§ INSTRUCTION
Write out the material exactly, leaving every picture behind.

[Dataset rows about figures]
%%

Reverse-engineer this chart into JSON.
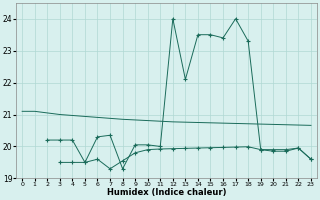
{
  "xlabel": "Humidex (Indice chaleur)",
  "x_values": [
    0,
    1,
    2,
    3,
    4,
    5,
    6,
    7,
    8,
    9,
    10,
    11,
    12,
    13,
    14,
    15,
    16,
    17,
    18,
    19,
    20,
    21,
    22,
    23
  ],
  "line_flat": [
    21.1,
    21.1,
    21.05,
    21.0,
    20.97,
    20.94,
    20.91,
    20.88,
    20.85,
    20.83,
    20.81,
    20.79,
    20.77,
    20.76,
    20.75,
    20.74,
    20.73,
    20.72,
    20.71,
    20.7,
    20.69,
    20.68,
    20.67,
    20.66
  ],
  "line_spike": [
    null,
    null,
    20.2,
    20.2,
    20.2,
    19.5,
    20.3,
    20.35,
    19.3,
    20.05,
    20.05,
    20.0,
    24.0,
    22.1,
    23.5,
    23.5,
    23.4,
    24.0,
    23.3,
    19.9,
    19.85,
    19.85,
    19.95,
    19.6
  ],
  "line_lower": [
    null,
    null,
    null,
    19.5,
    19.5,
    19.5,
    19.6,
    19.3,
    19.55,
    19.8,
    19.9,
    19.92,
    19.93,
    19.94,
    19.95,
    19.96,
    19.97,
    19.98,
    19.99,
    19.9,
    19.9,
    19.9,
    19.95,
    19.6
  ],
  "color": "#1a6b5a",
  "bg_color": "#d8f0ee",
  "grid_color": "#b0d8d4",
  "ylim": [
    19.0,
    24.5
  ],
  "yticks": [
    19,
    20,
    21,
    22,
    23,
    24
  ]
}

%%

§ EXERCISE OUTPUT
Reverse-engineer this chart into JSON.
{
  "xlabel": "Humidex (Indice chaleur)",
  "x_values": [
    0,
    1,
    2,
    3,
    4,
    5,
    6,
    7,
    8,
    9,
    10,
    11,
    12,
    13,
    14,
    15,
    16,
    17,
    18,
    19,
    20,
    21,
    22,
    23
  ],
  "line_flat": [
    21.1,
    21.1,
    21.05,
    21.0,
    20.97,
    20.94,
    20.91,
    20.88,
    20.85,
    20.83,
    20.81,
    20.79,
    20.77,
    20.76,
    20.75,
    20.74,
    20.73,
    20.72,
    20.71,
    20.7,
    20.69,
    20.68,
    20.67,
    20.66
  ],
  "line_spike": [
    null,
    null,
    20.2,
    20.2,
    20.2,
    19.5,
    20.3,
    20.35,
    19.3,
    20.05,
    20.05,
    20.0,
    24.0,
    22.1,
    23.5,
    23.5,
    23.4,
    24.0,
    23.3,
    19.9,
    19.85,
    19.85,
    19.95,
    19.6
  ],
  "line_lower": [
    null,
    null,
    null,
    19.5,
    19.5,
    19.5,
    19.6,
    19.3,
    19.55,
    19.8,
    19.9,
    19.92,
    19.93,
    19.94,
    19.95,
    19.96,
    19.97,
    19.98,
    19.99,
    19.9,
    19.9,
    19.9,
    19.95,
    19.6
  ],
  "color": "#1a6b5a",
  "bg_color": "#d8f0ee",
  "grid_color": "#b0d8d4",
  "ylim": [
    19.0,
    24.5
  ],
  "yticks": [
    19,
    20,
    21,
    22,
    23,
    24
  ]
}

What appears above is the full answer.